**Exercise task**
The entries below should be output exactly as written.

━━━

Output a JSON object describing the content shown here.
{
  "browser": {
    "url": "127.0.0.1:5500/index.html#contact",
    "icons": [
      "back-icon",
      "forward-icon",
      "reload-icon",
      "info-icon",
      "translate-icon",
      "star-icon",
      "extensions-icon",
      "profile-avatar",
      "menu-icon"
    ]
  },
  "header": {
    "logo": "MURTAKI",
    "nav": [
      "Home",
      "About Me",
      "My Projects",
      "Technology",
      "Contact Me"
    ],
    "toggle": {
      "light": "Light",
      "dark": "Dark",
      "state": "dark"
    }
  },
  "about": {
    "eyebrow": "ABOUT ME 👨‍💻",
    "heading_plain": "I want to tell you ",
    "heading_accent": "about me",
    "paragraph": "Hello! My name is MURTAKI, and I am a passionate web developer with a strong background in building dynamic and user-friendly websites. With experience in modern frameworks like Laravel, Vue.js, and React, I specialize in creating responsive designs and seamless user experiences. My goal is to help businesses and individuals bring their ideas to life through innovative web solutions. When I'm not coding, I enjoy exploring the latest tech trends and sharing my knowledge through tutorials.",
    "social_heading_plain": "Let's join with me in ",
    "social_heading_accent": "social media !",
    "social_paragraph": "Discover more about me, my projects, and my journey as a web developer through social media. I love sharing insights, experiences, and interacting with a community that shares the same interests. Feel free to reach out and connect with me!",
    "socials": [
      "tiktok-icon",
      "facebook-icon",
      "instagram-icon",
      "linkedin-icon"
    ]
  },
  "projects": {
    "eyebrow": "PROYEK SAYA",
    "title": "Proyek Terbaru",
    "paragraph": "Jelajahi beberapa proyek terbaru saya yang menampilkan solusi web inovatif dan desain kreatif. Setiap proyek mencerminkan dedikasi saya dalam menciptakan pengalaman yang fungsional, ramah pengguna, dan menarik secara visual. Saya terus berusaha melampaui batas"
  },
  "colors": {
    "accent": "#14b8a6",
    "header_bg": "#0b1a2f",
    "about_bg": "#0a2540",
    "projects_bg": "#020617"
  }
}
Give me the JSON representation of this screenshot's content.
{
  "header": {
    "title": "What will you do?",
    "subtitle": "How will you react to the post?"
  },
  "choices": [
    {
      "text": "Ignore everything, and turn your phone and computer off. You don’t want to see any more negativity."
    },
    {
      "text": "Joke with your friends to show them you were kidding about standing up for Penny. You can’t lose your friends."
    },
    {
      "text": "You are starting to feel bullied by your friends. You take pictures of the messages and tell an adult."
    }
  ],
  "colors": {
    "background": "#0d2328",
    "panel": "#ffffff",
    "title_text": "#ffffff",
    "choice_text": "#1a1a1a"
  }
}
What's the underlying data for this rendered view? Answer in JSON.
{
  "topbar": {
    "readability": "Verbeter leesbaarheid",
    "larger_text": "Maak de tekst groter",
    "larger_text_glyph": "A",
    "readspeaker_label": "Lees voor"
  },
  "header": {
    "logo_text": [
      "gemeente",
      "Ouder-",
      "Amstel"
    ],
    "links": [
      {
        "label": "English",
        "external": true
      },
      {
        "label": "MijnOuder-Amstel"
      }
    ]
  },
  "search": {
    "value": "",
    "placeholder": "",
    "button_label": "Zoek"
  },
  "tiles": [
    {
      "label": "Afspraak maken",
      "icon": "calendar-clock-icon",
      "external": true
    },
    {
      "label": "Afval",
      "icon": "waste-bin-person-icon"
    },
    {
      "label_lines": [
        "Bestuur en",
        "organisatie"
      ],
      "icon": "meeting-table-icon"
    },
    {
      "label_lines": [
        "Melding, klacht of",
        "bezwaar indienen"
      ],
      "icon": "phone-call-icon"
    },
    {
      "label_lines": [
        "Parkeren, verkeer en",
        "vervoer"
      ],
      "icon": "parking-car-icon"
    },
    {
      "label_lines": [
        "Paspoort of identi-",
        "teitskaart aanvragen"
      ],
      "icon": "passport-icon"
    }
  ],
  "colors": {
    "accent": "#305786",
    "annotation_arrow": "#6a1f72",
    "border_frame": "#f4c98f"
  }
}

━━━

**Solution to this task**
Output a JSON object describing the content shown here.
{
  "browser": {
    "url": "127.0.0.1:5500/index.html#contact",
    "icons": [
      "back-icon",
      "forward-icon",
      "reload-icon",
      "info-icon",
      "translate-icon",
      "star-icon",
      "extensions-icon",
      "profile-avatar",
      "menu-icon"
    ]
  },
  "header": {
    "logo": "MURTAKI",
    "nav": [
      "Home",
      "About Me",
      "My Projects",
      "Technology",
      "Contact Me"
    ],
    "toggle": {
      "light": "Light",
      "dark": "Dark",
      "state": "dark"
    }
  },
  "about": {
    "eyebrow": "ABOUT ME 👨‍💻",
    "heading_plain": "I want to tell you ",
    "heading_accent": "about me",
    "paragraph": "Hello! My name is MURTAKI, and I am a passionate web developer with a strong background in building dynamic and user-friendly websites. With experience in modern frameworks like Laravel, Vue.js, and React, I specialize in creating responsive designs and seamless user experiences. My goal is to help businesses and individuals bring their ideas to life through innovative web solutions. When I'm not coding, I enjoy exploring the latest tech trends and sharing my knowledge through tutorials.",
    "social_heading_plain": "Let's join with me in ",
    "social_heading_accent": "social media !",
    "social_paragraph": "Discover more about me, my projects, and my journey as a web developer through social media. I love sharing insights, experiences, and interacting with a community that shares the same interests. Feel free to reach out and connect with me!",
    "socials": [
      "tiktok-icon",
      "facebook-icon",
      "instagram-icon",
      "linkedin-icon"
    ]
  },
  "projects": {
    "eyebrow": "PROYEK SAYA",
    "title": "Proyek Terbaru",
    "paragraph": "Jelajahi beberapa proyek terbaru saya yang menampilkan solusi web inovatif dan desain kreatif. Setiap proyek mencerminkan dedikasi saya dalam menciptakan pengalaman yang fungsional, ramah pengguna, dan menarik secara visual. Saya terus berusaha melampaui batas"
  },
  "colors": {
    "accent": "#14b8a6",
    "header_bg": "#0b1a2f",
    "about_bg": "#0a2540",
    "projects_bg": "#020617"
  }
}
Give me the JSON representation of this screenshot's content.
{
  "header": {
    "title": "What will you do?",
    "subtitle": "How will you react to the post?"
  },
  "choices": [
    {
      "text": "Ignore everything, and turn your phone and computer off. You don’t want to see any more negativity."
    },
    {
      "text": "Joke with your friends to show them you were kidding about standing up for Penny. You can’t lose your friends."
    },
    {
      "text": "You are starting to feel bullied by your friends. You take pictures of the messages and tell an adult."
    }
  ],
  "colors": {
    "background": "#0d2328",
    "panel": "#ffffff",
    "title_text": "#ffffff",
    "choice_text": "#1a1a1a"
  }
}
What's the underlying data for this rendered view? Answer in JSON.
{
  "topbar": {
    "readability": "Verbeter leesbaarheid",
    "larger_text": "Maak de tekst groter",
    "larger_text_glyph": "A",
    "readspeaker_label": "Lees voor"
  },
  "header": {
    "logo_text": [
      "gemeente",
      "Ouder-",
      "Amstel"
    ],
    "links": [
      {
        "label": "English",
        "external": true
      },
      {
        "label": "MijnOuder-Amstel"
      }
    ]
  },
  "search": {
    "value": "",
    "placeholder": "",
    "button_label": "Zoek"
  },
  "tiles": [
    {
      "label": "Afspraak maken",
      "icon": "calendar-clock-icon",
      "external": true
    },
    {
      "label": "Afval",
      "icon": "waste-bin-person-icon"
    },
    {
      "label_lines": [
        "Bestuur en",
        "organisatie"
      ],
      "icon": "meeting-table-icon"
    },
    {
      "label_lines": [
        "Melding, klacht of",
        "bezwaar indienen"
      ],
      "icon": "phone-call-icon"
    },
    {
      "label_lines": [
        "Parkeren, verkeer en",
        "vervoer"
      ],
      "icon": "parking-car-icon"
    },
    {
      "label_lines": [
        "Paspoort of identi-",
        "teitskaart aanvragen"
      ],
      "icon": "passport-icon"
    }
  ],
  "colors": {
    "accent": "#305786",
    "annotation_arrow": "#6a1f72",
    "border_frame": "#f4c98f"
  }
}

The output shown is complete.